* **To do**:
Single out the lines of the material that contain "from" and copy them.

* **Task inputs**:
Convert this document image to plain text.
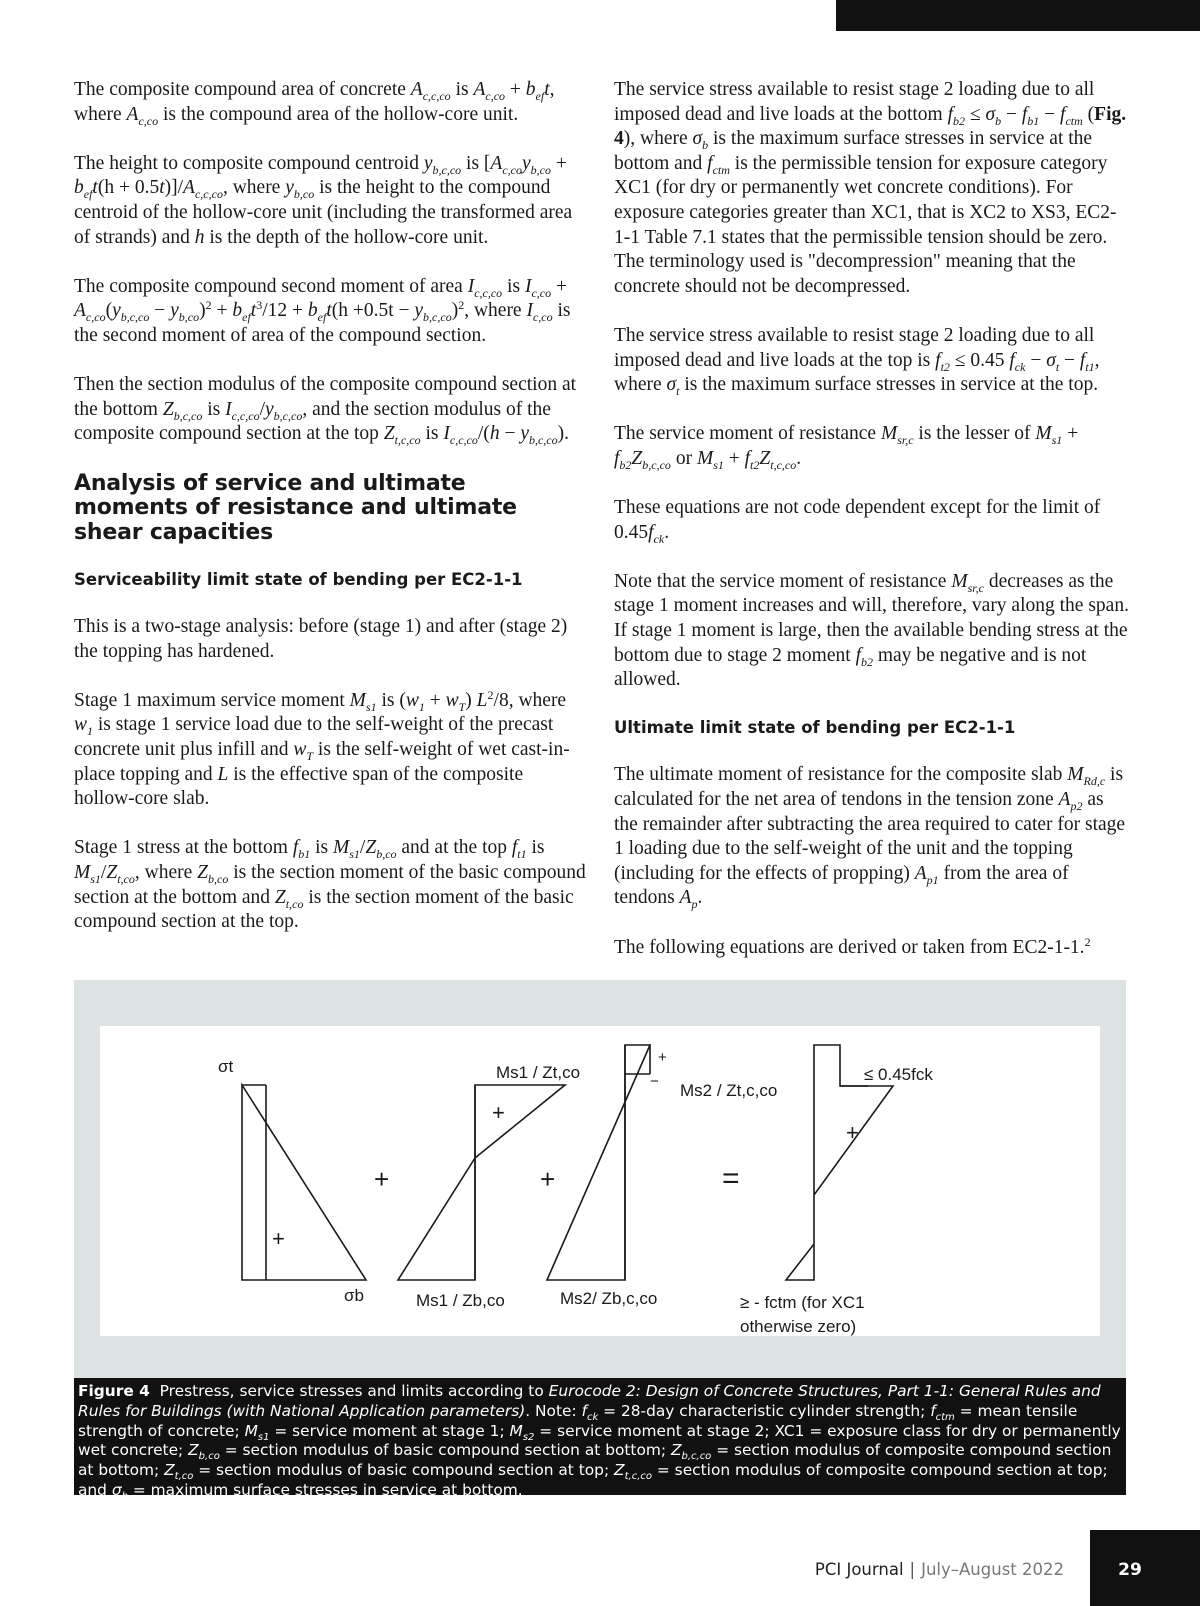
The composite compound area of concrete $A_{c,c,co}$ is $A_{c,co} + b_{ef}t$, where $A_{c,co}$ is the compound area of the hollow-core unit.

The height to composite compound centroid $y_{b,c,co}$ is $[A_{c,co}y_{b,co} + b_{ef}t(h + 0.5t)]/A_{c,c,co}$, where $y_{b,co}$ is the height to the compound centroid of the hollow-core unit (including the transformed area of strands) and h is the depth of the hollow-core unit.

The composite compound second moment of area $I_{c,c,co}$ is $I_{c,co} + A_{c,co}(y_{b,c,co} - y_{b,co})^2 + b_{ef}t^3/12 + b_{ef}t(h +0.5t - y_{b,c,co})^2$, where $I_{c,co}$ is the second moment of area of the compound section.

Then the section modulus of the composite compound section at the bottom $Z_{b,c,co}$ is $I_{c,c,co}/y_{b,c,co}$, and the section modulus of the composite compound section at the top $Z_{t,c,co}$ is $I_{c,c,co}/(h - y_{b,c,co})$.

Analysis of service and ultimate moments of resistance and ultimate shear capacities
Serviceability limit state of bending per EC2-1-1

This is a two-stage analysis: before (stage 1) and after (stage 2) the topping has hardened.

Stage 1 maximum service moment $M_{s1}$ is $(w_1 + w_T)$ $L^2/8$, where $w_1$ is stage 1 service load due to the self-weight of the precast concrete unit plus infill and $w_T$ is the self-weight of wet cast-in-place topping and L is the effective span of the composite hollow-core slab.

Stage 1 stress at the bottom $f_{b1}$ is $M_{s1}/Z_{b,co}$ and at the top $f_{t1}$ is $M_{s1}/Z_{t,co}$, where $Z_{b,co}$ is the section moment of the basic compound section at the bottom and $Z_{t,co}$ is the section moment of the basic compound section at the top.

The service stress available to resist stage 2 loading due to all imposed dead and live loads at the bottom $f_{b2} \le \sigma_b - f_{b1} - f_{ctm}$ (Fig. 4), where $\sigma_b$ is the maximum surface stresses in service at the bottom and $f_{ctm}$ is the permissible tension for exposure category XC1 (for dry or permanently wet concrete conditions). For exposure categories greater than XC1, that is XC2 to XS3, EC2-1-1 Table 7.1 states that the permissible tension should be zero. The terminology used is "decompression" meaning that the concrete should not be decompressed.

The service stress available to resist stage 2 loading due to all imposed dead and live loads at the top is $f_{t2} \le 0.45$ $f_{ck} - \sigma_t - f_{t1}$, where $\sigma_t$ is the maximum surface stresses in service at the top.

The service moment of resistance $M_{sr,c}$ is the lesser of $M_{s1} + f_{b2}Z_{b,c,co}$ or $M_{s1} + f_{t2}Z_{t,c,co}$.

These equations are not code dependent except for the limit of $0.45f_{ck}$.

Note that the service moment of resistance $M_{sr,c}$ decreases as the stage 1 moment increases and will, therefore, vary along the span. If stage 1 moment is large, then the available bending stress at the bottom due to stage 2 moment $f_{b2}$ may be negative and is not allowed.

Ultimate limit state of bending per EC2-1-1

The ultimate moment of resistance for the composite slab $M_{Rd,c}$ is calculated for the net area of tendons in the tension zone $A_{p2}$ as the remainder after subtracting the area required to cater for stage 1 loading due to the self-weight of the unit and the topping (including for the effects of propping) $A_{p1}$ from the area of tendons $A_p$.

The following equations are derived or taken from EC2-1-1.$^2$

σt
+
σb
+
Ms1 / Zt,co
+
Ms1 / Zb,co
+
+
− Ms2 / Zt,c,co
Ms2/ Zb,c,co
=
≤ 0.45fck
+
≥ - fctm (for XC1
otherwise zero)
Figure 4 Prestress, service stresses and limits according to Eurocode 2: Design of Concrete Structures, Part 1-1: General Rules and Rules for Buildings (with National Application parameters). Note: $f_{ck} = 28-day$ characteristic cylinder strength; $f_{ctm}$ = mean tensile strength of concrete; $M_{s1}$ = service moment at stage 1; $M_{s2}$ = service moment at stage 2; XC1 = exposure class for dry or permanently wet concrete; $Z_{b,co}$ = section modulus of basic compound section at bottom; $Z_{b,c,co}$ = section modulus of composite compound section at bottom; $Z_{t,co}$ = section modulus of basic compound section at top; $Z_{t,c,co}$ = section modulus of composite compound section at top; and $\sigma_b$ = maximum surface stresses in service at bottom.
PCI Journal | July–August 2022	29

* **In response**:
The ultimate moment of resistance for the composite slab $M_{Rd,c}$ is calculated for the net area of tendons in the tension zone $A_{p2}$ as the remainder after subtracting the area required to cater for stage 1 loading due to the self-weight of the unit and the topping (including for the effects of propping) $A_{p1}$ from the area of tendons $A_p$.
The following equations are derived or taken from EC2-1-1.$^2$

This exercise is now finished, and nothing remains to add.